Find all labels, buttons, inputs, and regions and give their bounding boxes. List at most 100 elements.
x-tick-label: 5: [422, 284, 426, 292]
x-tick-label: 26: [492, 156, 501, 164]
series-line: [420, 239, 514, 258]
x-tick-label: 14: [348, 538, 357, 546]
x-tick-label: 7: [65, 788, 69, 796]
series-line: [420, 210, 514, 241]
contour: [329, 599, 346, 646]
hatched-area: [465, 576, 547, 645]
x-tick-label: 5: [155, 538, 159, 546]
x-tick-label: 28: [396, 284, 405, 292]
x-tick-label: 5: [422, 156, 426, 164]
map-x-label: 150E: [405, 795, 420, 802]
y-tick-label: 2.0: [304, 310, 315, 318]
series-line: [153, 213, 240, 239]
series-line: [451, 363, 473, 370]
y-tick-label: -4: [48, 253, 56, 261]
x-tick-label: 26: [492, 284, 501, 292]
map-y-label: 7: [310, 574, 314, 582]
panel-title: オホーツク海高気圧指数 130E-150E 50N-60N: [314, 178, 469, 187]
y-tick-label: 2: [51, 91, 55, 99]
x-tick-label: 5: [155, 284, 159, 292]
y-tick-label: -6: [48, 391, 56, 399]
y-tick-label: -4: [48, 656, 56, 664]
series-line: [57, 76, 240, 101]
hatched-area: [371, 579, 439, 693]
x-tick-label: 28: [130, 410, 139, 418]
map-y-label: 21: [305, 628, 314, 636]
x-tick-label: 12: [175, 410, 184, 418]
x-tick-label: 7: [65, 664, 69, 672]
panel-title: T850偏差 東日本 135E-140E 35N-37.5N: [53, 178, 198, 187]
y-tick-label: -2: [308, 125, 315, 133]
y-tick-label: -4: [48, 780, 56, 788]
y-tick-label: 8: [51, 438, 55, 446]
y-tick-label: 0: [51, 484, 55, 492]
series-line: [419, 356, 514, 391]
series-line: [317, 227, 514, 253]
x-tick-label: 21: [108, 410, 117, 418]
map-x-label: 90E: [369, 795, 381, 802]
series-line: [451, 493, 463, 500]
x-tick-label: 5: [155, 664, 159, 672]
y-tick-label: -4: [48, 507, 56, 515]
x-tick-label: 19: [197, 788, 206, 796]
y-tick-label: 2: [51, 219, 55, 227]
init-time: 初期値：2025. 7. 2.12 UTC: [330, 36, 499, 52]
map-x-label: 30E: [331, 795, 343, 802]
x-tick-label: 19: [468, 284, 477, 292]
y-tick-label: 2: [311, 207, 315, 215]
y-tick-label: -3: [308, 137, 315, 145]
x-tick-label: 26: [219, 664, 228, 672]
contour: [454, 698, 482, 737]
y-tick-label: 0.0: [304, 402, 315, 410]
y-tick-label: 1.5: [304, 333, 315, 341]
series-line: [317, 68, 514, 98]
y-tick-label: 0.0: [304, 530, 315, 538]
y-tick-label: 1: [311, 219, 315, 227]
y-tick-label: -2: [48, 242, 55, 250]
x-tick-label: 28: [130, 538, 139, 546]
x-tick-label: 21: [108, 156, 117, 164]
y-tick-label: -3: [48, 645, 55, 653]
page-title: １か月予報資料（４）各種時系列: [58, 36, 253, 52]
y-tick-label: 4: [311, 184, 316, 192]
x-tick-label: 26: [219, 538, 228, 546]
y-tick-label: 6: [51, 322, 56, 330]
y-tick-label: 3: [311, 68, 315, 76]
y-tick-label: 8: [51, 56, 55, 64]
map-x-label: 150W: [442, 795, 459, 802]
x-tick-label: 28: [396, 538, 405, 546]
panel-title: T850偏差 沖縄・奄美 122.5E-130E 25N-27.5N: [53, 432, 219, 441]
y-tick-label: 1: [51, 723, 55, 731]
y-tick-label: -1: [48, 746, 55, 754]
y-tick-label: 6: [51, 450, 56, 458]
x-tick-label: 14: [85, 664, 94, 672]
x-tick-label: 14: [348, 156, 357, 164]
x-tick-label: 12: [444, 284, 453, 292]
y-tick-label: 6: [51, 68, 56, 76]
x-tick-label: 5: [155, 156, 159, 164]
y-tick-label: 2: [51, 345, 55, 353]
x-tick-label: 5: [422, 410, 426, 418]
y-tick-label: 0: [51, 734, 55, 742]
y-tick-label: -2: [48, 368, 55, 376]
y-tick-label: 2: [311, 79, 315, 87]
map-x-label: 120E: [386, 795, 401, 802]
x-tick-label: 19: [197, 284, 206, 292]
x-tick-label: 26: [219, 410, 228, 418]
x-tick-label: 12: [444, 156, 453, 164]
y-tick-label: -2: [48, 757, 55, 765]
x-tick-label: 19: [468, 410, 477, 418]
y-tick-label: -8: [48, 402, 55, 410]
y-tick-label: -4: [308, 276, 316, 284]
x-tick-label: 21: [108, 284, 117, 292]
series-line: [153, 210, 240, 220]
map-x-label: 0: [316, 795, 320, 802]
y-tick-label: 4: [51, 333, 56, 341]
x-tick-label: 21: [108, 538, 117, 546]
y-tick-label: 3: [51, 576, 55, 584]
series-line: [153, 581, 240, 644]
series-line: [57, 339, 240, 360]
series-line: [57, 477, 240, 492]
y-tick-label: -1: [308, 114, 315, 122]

◆ **INSTRUCTIONS FOR THE TASK**:
Rewrite the items above with every "hatched-area" changed to "shaded-area" and everything else left untouched.

◆ **RESULT FOR THIS TASK**:
Find all labels, buttons, inputs, and regions and give their bounding boxes. List at most 100 elements.
x-tick-label: 5: [422, 284, 426, 292]
x-tick-label: 26: [492, 156, 501, 164]
series-line: [420, 239, 514, 258]
x-tick-label: 14: [348, 538, 357, 546]
x-tick-label: 7: [65, 788, 69, 796]
series-line: [420, 210, 514, 241]
contour: [329, 599, 346, 646]
shaded-area: [465, 576, 547, 645]
x-tick-label: 5: [155, 538, 159, 546]
x-tick-label: 28: [396, 284, 405, 292]
x-tick-label: 5: [422, 156, 426, 164]
map-x-label: 150E: [405, 795, 420, 802]
y-tick-label: 2.0: [304, 310, 315, 318]
series-line: [153, 213, 240, 239]
series-line: [451, 363, 473, 370]
y-tick-label: -4: [48, 253, 56, 261]
x-tick-label: 26: [492, 284, 501, 292]
map-y-label: 7: [310, 574, 314, 582]
panel-title: オホーツク海高気圧指数 130E-150E 50N-60N: [314, 178, 469, 187]
y-tick-label: 2: [51, 91, 55, 99]
x-tick-label: 5: [155, 284, 159, 292]
y-tick-label: -6: [48, 391, 56, 399]
y-tick-label: -4: [48, 656, 56, 664]
series-line: [57, 76, 240, 101]
shaded-area: [371, 579, 439, 693]
x-tick-label: 28: [130, 410, 139, 418]
map-y-label: 21: [305, 628, 314, 636]
x-tick-label: 12: [175, 410, 184, 418]
x-tick-label: 7: [65, 664, 69, 672]
panel-title: T850偏差 東日本 135E-140E 35N-37.5N: [53, 178, 198, 187]
y-tick-label: -2: [308, 125, 315, 133]
y-tick-label: -4: [48, 780, 56, 788]
y-tick-label: 8: [51, 438, 55, 446]
y-tick-label: 0: [51, 484, 55, 492]
series-line: [419, 356, 514, 391]
series-line: [317, 227, 514, 253]
x-tick-label: 21: [108, 410, 117, 418]
map-x-label: 90E: [369, 795, 381, 802]
series-line: [451, 493, 463, 500]
x-tick-label: 5: [155, 664, 159, 672]
y-tick-label: -4: [48, 507, 56, 515]
x-tick-label: 19: [197, 788, 206, 796]
y-tick-label: 2: [51, 219, 55, 227]
init-time: 初期値：2025. 7. 2.12 UTC: [330, 36, 499, 52]
map-x-label: 30E: [331, 795, 343, 802]
x-tick-label: 19: [468, 284, 477, 292]
y-tick-label: 2: [311, 207, 315, 215]
y-tick-label: -3: [308, 137, 315, 145]
x-tick-label: 26: [219, 664, 228, 672]
contour: [454, 698, 482, 737]
y-tick-label: 0.0: [304, 402, 315, 410]
y-tick-label: 1.5: [304, 333, 315, 341]
series-line: [317, 68, 514, 98]
y-tick-label: 0.0: [304, 530, 315, 538]
y-tick-label: 1: [311, 219, 315, 227]
y-tick-label: -2: [48, 242, 55, 250]
x-tick-label: 28: [130, 538, 139, 546]
x-tick-label: 21: [108, 156, 117, 164]
y-tick-label: -3: [48, 645, 55, 653]
page-title: １か月予報資料（４）各種時系列: [58, 36, 253, 52]
y-tick-label: 4: [311, 184, 316, 192]
x-tick-label: 26: [219, 538, 228, 546]
y-tick-label: 6: [51, 322, 56, 330]
y-tick-label: 3: [311, 68, 315, 76]
y-tick-label: 8: [51, 56, 55, 64]
map-x-label: 150W: [442, 795, 459, 802]
x-tick-label: 28: [396, 538, 405, 546]
panel-title: T850偏差 沖縄・奄美 122.5E-130E 25N-27.5N: [53, 432, 219, 441]
y-tick-label: 1: [51, 723, 55, 731]
y-tick-label: -1: [48, 746, 55, 754]
y-tick-label: 6: [51, 450, 56, 458]
x-tick-label: 14: [85, 664, 94, 672]
x-tick-label: 14: [348, 156, 357, 164]
x-tick-label: 12: [444, 284, 453, 292]
y-tick-label: 6: [51, 68, 56, 76]
x-tick-label: 5: [155, 156, 159, 164]
y-tick-label: 2: [51, 345, 55, 353]
x-tick-label: 5: [422, 410, 426, 418]
y-tick-label: 0: [51, 734, 55, 742]
y-tick-label: -2: [48, 368, 55, 376]
y-tick-label: 2: [311, 79, 315, 87]
map-x-label: 120E: [386, 795, 401, 802]
x-tick-label: 19: [197, 284, 206, 292]
x-tick-label: 26: [219, 410, 228, 418]
x-tick-label: 12: [444, 156, 453, 164]
y-tick-label: -2: [48, 757, 55, 765]
x-tick-label: 19: [468, 410, 477, 418]
y-tick-label: -8: [48, 402, 55, 410]
y-tick-label: -4: [308, 276, 316, 284]
x-tick-label: 21: [108, 284, 117, 292]
series-line: [153, 210, 240, 220]
map-x-label: 0: [316, 795, 320, 802]
y-tick-label: 4: [51, 333, 56, 341]
x-tick-label: 21: [108, 538, 117, 546]
y-tick-label: 3: [51, 576, 55, 584]
series-line: [153, 581, 240, 644]
series-line: [57, 339, 240, 360]
series-line: [57, 477, 240, 492]
y-tick-label: -1: [308, 114, 315, 122]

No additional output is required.